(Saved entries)
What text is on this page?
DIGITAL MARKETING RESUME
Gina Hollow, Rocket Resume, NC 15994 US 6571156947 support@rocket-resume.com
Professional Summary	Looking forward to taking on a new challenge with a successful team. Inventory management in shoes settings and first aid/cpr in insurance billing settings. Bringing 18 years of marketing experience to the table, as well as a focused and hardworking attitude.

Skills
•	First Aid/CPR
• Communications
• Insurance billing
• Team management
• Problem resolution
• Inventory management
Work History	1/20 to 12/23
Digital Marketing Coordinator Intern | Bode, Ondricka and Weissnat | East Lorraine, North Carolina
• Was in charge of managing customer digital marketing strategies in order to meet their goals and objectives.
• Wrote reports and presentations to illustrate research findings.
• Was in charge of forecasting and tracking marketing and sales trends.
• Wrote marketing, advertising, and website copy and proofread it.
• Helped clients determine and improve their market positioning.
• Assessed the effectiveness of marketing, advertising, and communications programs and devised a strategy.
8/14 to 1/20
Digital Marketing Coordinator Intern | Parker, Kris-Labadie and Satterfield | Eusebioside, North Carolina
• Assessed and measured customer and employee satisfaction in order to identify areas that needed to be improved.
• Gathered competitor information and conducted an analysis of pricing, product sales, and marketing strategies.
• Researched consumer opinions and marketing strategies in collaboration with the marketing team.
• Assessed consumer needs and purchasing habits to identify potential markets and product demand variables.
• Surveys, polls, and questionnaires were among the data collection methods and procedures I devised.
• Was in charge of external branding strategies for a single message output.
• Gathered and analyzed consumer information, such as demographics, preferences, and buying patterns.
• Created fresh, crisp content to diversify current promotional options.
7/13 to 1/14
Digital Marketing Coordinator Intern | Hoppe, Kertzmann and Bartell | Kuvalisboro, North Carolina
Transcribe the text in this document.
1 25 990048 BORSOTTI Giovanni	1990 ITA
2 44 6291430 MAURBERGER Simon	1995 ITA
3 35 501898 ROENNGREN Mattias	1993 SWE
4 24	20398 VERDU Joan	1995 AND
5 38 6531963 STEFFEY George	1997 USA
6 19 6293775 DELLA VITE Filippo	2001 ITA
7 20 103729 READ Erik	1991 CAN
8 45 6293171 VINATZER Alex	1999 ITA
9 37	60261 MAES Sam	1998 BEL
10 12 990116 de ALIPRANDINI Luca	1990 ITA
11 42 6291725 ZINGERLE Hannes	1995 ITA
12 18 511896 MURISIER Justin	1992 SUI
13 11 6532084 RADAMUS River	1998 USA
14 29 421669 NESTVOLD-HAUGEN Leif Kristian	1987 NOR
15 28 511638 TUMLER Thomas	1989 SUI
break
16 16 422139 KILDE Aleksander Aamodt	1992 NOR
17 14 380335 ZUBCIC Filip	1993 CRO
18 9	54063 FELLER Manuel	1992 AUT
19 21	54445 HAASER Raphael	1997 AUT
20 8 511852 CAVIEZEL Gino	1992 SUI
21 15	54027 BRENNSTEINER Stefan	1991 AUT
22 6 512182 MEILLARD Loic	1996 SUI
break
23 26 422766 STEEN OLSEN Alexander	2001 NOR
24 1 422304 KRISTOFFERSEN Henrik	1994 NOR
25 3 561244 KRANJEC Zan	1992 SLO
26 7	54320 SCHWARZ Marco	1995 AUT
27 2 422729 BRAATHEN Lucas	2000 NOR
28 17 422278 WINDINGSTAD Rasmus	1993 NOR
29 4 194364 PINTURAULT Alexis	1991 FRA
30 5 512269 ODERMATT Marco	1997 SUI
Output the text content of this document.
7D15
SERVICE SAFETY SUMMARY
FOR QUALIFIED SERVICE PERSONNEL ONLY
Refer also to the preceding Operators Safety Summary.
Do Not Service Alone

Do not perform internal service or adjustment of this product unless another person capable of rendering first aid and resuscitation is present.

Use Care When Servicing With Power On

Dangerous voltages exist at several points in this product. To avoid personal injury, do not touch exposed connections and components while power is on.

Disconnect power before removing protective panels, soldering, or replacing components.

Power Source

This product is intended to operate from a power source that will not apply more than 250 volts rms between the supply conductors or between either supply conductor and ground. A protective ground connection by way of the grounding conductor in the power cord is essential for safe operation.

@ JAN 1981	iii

#### What to do:
From the records above, pull out every line containing the word "order".

#### The completed task:
• Was in charge of managing customer digital marketing strategies in order to meet their goals and objectives.
• Assessed and measured customer and employee satisfaction in order to identify areas that needed to be improved.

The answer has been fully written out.